**What is needed**
Count how many lines of the material below have the word "وسمع" and give only the number.

Dataset entries:

━━━━━━━━━━

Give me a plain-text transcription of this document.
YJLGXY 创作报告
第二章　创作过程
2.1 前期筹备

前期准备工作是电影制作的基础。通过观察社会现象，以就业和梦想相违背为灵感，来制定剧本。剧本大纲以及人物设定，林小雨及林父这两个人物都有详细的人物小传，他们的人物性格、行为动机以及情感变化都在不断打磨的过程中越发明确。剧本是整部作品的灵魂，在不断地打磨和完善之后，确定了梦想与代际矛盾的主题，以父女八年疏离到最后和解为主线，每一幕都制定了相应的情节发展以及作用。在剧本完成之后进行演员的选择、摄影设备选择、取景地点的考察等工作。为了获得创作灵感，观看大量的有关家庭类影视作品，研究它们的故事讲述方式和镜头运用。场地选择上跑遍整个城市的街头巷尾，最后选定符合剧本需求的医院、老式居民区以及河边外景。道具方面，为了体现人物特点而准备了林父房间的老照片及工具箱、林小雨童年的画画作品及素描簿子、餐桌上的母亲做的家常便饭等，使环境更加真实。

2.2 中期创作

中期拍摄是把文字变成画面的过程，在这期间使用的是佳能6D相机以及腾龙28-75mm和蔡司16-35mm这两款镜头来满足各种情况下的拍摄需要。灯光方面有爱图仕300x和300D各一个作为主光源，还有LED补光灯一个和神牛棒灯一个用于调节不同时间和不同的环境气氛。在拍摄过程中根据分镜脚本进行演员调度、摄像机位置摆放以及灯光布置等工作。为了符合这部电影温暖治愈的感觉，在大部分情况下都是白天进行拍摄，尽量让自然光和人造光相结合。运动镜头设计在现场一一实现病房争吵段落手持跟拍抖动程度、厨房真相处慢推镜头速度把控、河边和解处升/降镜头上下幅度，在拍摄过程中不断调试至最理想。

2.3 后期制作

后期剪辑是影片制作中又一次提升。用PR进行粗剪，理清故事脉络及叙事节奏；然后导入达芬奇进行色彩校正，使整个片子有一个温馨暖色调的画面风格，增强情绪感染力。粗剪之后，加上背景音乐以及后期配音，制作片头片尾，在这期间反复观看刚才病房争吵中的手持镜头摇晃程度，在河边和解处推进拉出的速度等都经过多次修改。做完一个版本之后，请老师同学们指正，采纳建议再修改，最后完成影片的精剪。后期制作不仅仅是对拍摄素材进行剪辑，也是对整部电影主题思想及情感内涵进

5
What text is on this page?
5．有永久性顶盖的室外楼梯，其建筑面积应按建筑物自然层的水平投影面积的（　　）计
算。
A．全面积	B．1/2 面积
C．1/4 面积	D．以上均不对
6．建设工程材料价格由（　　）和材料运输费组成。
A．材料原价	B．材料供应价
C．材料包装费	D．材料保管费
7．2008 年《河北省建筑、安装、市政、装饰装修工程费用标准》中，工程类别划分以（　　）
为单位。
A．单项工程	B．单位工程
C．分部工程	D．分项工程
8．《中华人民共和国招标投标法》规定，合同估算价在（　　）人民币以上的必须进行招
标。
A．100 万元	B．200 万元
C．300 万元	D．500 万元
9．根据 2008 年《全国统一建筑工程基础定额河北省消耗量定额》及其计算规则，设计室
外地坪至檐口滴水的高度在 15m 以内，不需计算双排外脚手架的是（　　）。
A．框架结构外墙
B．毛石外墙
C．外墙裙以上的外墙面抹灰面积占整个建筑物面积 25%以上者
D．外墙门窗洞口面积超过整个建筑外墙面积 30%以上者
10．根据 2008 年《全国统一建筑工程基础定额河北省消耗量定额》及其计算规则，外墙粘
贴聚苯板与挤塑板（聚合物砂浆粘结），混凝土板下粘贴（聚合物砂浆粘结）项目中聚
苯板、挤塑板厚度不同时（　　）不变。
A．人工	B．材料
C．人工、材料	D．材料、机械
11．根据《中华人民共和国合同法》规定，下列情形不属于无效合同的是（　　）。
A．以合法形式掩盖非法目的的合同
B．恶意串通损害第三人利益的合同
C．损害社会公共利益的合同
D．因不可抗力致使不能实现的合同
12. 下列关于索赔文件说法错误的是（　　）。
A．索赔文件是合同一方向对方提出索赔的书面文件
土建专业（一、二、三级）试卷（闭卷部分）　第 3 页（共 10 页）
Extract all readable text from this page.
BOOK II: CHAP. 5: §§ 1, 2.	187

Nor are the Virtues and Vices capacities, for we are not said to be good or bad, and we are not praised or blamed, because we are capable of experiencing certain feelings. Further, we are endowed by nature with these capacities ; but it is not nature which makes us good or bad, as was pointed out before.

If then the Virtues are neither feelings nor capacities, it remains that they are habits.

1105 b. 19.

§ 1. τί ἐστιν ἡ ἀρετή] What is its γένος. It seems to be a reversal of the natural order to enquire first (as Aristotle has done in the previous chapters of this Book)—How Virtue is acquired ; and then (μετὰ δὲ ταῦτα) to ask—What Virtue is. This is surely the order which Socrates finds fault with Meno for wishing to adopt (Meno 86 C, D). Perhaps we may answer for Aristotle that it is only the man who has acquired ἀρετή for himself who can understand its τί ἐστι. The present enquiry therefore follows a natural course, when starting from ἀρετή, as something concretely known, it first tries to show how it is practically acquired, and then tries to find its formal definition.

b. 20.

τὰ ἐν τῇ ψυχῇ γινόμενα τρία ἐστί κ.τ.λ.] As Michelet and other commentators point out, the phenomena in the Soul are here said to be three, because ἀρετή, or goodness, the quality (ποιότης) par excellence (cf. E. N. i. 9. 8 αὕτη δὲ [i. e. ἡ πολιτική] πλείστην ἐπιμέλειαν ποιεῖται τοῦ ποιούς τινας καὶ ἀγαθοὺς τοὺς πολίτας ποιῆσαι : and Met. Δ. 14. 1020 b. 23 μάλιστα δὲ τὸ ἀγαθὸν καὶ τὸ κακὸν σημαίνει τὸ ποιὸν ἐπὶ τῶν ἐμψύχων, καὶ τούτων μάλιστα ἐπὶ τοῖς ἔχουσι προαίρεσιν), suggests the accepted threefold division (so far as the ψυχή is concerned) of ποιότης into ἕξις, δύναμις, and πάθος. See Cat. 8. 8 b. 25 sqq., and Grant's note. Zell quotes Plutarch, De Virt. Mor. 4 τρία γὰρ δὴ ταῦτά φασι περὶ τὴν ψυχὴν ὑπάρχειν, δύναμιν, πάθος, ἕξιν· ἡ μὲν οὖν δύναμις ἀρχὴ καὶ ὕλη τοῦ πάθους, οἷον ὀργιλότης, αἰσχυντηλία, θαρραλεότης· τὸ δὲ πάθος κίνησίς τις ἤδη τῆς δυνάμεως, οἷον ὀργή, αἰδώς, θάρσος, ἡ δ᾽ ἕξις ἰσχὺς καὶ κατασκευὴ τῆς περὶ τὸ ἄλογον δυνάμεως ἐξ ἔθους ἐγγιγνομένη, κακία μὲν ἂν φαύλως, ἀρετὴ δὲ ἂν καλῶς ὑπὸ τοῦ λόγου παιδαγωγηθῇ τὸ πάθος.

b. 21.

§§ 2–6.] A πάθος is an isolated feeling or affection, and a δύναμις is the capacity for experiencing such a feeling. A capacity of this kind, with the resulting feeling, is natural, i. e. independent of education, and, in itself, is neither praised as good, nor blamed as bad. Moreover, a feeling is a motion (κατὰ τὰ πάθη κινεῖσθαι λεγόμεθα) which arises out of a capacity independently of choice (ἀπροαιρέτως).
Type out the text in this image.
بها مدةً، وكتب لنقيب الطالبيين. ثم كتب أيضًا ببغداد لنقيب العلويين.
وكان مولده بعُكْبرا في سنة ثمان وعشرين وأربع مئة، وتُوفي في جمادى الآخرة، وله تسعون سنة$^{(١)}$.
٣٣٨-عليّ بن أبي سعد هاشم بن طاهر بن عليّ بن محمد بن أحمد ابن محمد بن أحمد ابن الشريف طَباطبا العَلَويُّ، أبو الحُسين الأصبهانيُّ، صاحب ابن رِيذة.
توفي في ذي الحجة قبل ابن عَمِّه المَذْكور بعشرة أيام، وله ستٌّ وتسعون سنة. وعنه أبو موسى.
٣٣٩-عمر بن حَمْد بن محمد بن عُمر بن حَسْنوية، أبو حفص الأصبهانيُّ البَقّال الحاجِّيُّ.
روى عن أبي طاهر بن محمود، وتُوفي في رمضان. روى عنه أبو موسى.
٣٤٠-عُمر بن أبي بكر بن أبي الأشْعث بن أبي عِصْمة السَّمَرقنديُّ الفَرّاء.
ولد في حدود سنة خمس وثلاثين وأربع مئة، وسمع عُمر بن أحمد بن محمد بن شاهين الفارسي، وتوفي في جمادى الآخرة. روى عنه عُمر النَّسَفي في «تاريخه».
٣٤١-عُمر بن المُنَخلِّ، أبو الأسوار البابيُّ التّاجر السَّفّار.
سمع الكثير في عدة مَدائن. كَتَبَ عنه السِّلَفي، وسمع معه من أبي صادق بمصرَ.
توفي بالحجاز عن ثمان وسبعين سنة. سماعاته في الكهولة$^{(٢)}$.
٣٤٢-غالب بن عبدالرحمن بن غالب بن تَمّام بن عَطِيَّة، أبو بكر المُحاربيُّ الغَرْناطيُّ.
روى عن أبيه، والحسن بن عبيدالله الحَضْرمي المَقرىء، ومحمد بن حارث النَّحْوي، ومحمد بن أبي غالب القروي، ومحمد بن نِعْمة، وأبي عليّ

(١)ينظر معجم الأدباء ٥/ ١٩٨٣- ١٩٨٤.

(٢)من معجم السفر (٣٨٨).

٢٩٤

━━━━━━━━━━

**Task solution**
2